Transcribe the records exactly. Pictures do not belong in the transcription.

START Exercise materials

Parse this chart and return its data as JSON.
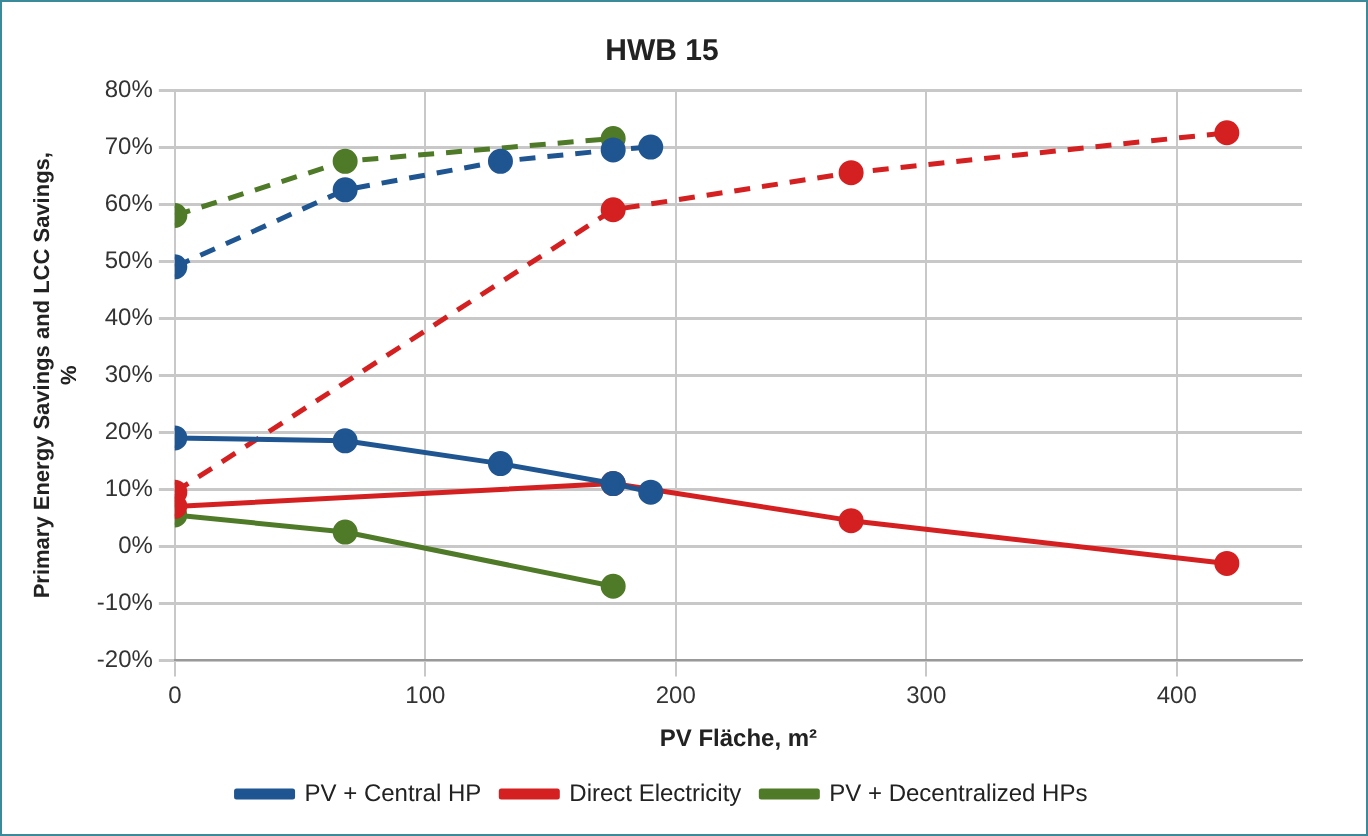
{
  "chart_data": {
    "type": "line",
    "title": "HWB 15",
    "xlabel": "PV Fläche, m²",
    "ylabel": "Primary Energy Savings and LCC Savings, %",
    "xlim": [
      0,
      450
    ],
    "xticks": [
      0,
      100,
      200,
      300,
      400
    ],
    "ylim": [
      -20,
      80
    ],
    "yticks": [
      {
        "value": -20,
        "label": "-20%"
      },
      {
        "value": -10,
        "label": "-10%"
      },
      {
        "value": 0,
        "label": "0%"
      },
      {
        "value": 10,
        "label": "10%"
      },
      {
        "value": 20,
        "label": "20%"
      },
      {
        "value": 30,
        "label": "30%"
      },
      {
        "value": 40,
        "label": "40%"
      },
      {
        "value": 50,
        "label": "50%"
      },
      {
        "value": 60,
        "label": "60%"
      },
      {
        "value": 70,
        "label": "70%"
      },
      {
        "value": 80,
        "label": "80%"
      }
    ],
    "grid": true,
    "legend": "bottom",
    "marker": "circle",
    "series": [
      {
        "name": "PV + Central HP",
        "color": "#1f5591",
        "line_style": "solid",
        "x": [
          0,
          68,
          130,
          175,
          190
        ],
        "values": [
          19,
          18.5,
          14.5,
          11,
          9.5
        ]
      },
      {
        "name": "Direct Electricity",
        "color": "#d42020",
        "line_style": "solid",
        "x": [
          0,
          175,
          270,
          420
        ],
        "values": [
          7,
          11,
          4.5,
          -3
        ]
      },
      {
        "name": "PV + Decentralized HPs",
        "color": "#4f7a28",
        "line_style": "solid",
        "x": [
          0,
          68,
          175
        ],
        "values": [
          5.5,
          2.5,
          -7
        ]
      },
      {
        "color": "#1f5591",
        "line_style": "dashed",
        "x": [
          0,
          68,
          130,
          175,
          190
        ],
        "values": [
          49,
          62.5,
          67.5,
          69.5,
          70
        ]
      },
      {
        "color": "#d42020",
        "line_style": "dashed",
        "x": [
          0,
          175,
          270,
          420
        ],
        "values": [
          9.5,
          59,
          65.5,
          72.5
        ]
      },
      {
        "color": "#4f7a28",
        "line_style": "dashed",
        "x": [
          0,
          68,
          175
        ],
        "values": [
          58,
          67.5,
          71.5
        ]
      }
    ]
  }
}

END Exercise materials

◆ Solution to this exercise ◆
Parse this chart and return its data as JSON.
{
  "chart_data": {
    "type": "line",
    "title": "HWB 15",
    "xlabel": "PV Fläche, m²",
    "ylabel": "Primary Energy Savings and LCC Savings, %",
    "xlim": [
      0,
      450
    ],
    "xticks": [
      0,
      100,
      200,
      300,
      400
    ],
    "ylim": [
      -20,
      80
    ],
    "yticks": [
      {
        "value": -20,
        "label": "-20%"
      },
      {
        "value": -10,
        "label": "-10%"
      },
      {
        "value": 0,
        "label": "0%"
      },
      {
        "value": 10,
        "label": "10%"
      },
      {
        "value": 20,
        "label": "20%"
      },
      {
        "value": 30,
        "label": "30%"
      },
      {
        "value": 40,
        "label": "40%"
      },
      {
        "value": 50,
        "label": "50%"
      },
      {
        "value": 60,
        "label": "60%"
      },
      {
        "value": 70,
        "label": "70%"
      },
      {
        "value": 80,
        "label": "80%"
      }
    ],
    "grid": true,
    "legend": "bottom",
    "marker": "circle",
    "series": [
      {
        "name": "PV + Central HP",
        "color": "#1f5591",
        "line_style": "solid",
        "x": [
          0,
          68,
          130,
          175,
          190
        ],
        "values": [
          19,
          18.5,
          14.5,
          11,
          9.5
        ]
      },
      {
        "name": "Direct Electricity",
        "color": "#d42020",
        "line_style": "solid",
        "x": [
          0,
          175,
          270,
          420
        ],
        "values": [
          7,
          11,
          4.5,
          -3
        ]
      },
      {
        "name": "PV + Decentralized HPs",
        "color": "#4f7a28",
        "line_style": "solid",
        "x": [
          0,
          68,
          175
        ],
        "values": [
          5.5,
          2.5,
          -7
        ]
      },
      {
        "color": "#1f5591",
        "line_style": "dashed",
        "x": [
          0,
          68,
          130,
          175,
          190
        ],
        "values": [
          49,
          62.5,
          67.5,
          69.5,
          70
        ]
      },
      {
        "color": "#d42020",
        "line_style": "dashed",
        "x": [
          0,
          175,
          270,
          420
        ],
        "values": [
          9.5,
          59,
          65.5,
          72.5
        ]
      },
      {
        "color": "#4f7a28",
        "line_style": "dashed",
        "x": [
          0,
          68,
          175
        ],
        "values": [
          58,
          67.5,
          71.5
        ]
      }
    ]
  }
}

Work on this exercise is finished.